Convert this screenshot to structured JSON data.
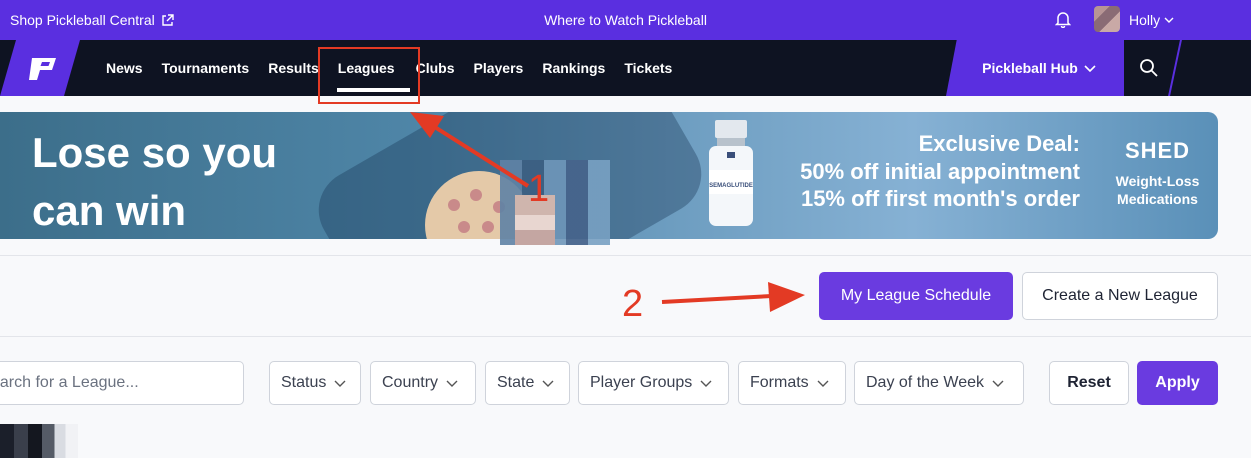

==

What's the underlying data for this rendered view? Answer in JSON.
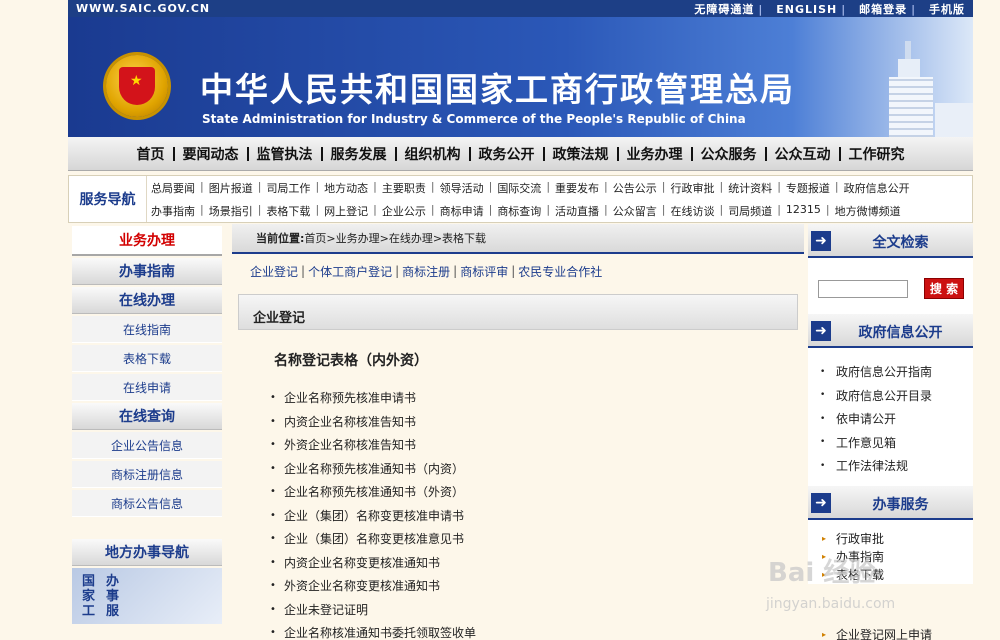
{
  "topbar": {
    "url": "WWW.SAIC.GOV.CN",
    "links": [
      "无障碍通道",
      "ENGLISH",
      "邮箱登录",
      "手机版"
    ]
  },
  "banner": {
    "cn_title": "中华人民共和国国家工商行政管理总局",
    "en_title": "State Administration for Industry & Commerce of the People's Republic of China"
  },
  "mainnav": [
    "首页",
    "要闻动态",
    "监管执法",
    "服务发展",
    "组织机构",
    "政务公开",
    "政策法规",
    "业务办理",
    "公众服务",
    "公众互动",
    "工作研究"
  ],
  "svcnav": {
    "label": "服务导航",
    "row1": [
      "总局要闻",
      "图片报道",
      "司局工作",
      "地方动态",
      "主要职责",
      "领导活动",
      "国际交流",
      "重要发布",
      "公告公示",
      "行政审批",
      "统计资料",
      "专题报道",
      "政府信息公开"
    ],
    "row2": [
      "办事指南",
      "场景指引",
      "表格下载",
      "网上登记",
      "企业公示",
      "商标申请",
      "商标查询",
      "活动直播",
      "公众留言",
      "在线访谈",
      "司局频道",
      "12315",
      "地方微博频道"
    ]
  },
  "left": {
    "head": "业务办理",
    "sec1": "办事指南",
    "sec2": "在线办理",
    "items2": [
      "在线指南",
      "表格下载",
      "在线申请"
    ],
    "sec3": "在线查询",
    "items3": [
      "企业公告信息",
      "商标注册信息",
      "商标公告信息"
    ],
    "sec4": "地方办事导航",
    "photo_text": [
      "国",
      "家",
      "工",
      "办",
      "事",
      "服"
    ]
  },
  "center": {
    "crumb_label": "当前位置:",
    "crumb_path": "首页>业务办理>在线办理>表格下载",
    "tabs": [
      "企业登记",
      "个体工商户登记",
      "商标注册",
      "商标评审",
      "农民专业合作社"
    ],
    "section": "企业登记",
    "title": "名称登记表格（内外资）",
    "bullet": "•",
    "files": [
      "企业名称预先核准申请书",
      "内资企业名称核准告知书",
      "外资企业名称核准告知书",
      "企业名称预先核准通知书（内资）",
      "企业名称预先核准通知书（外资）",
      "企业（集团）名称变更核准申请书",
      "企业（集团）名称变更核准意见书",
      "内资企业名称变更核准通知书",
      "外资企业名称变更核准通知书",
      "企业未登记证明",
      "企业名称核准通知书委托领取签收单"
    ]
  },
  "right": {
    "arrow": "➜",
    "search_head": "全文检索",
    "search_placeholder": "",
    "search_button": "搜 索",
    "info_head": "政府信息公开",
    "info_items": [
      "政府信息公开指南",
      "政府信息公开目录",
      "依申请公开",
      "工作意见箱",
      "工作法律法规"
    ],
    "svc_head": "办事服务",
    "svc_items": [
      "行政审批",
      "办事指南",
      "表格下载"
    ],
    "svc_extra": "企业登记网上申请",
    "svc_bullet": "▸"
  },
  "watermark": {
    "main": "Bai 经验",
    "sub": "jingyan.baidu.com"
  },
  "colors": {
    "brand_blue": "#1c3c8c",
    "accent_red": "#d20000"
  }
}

...

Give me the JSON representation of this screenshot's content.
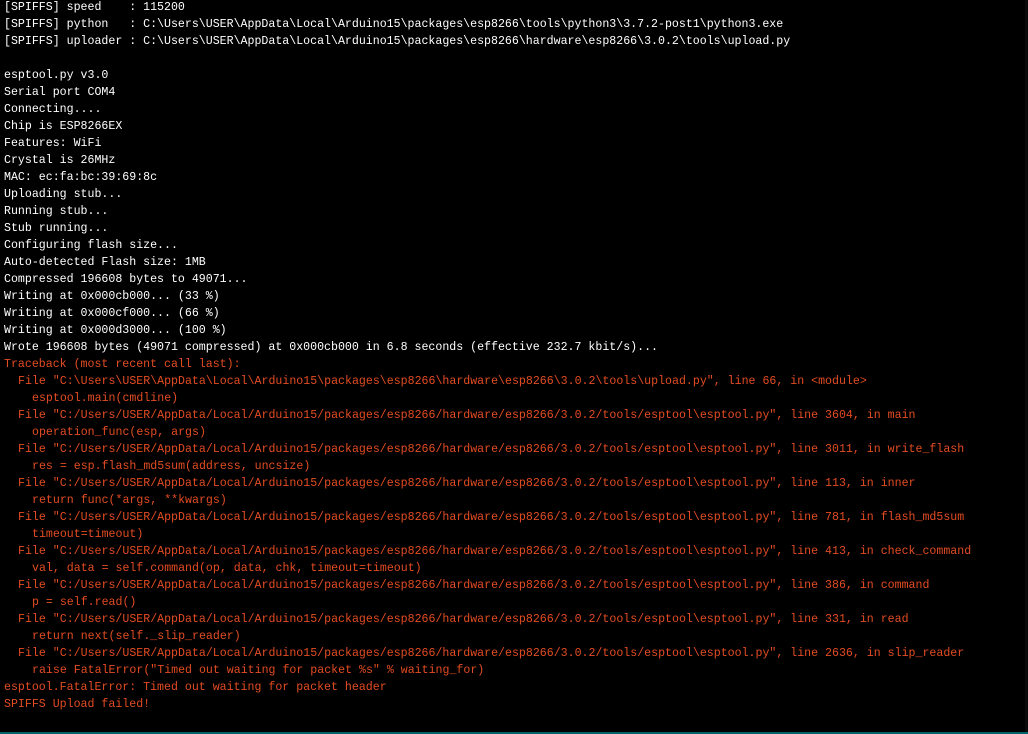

* Brief:
Gather, from the listing above, every line carrying the word "screenshot".

* Solved exercise:
Convert this screenshot to structured JSON data.
Give me the JSON representation of this screenshot's content.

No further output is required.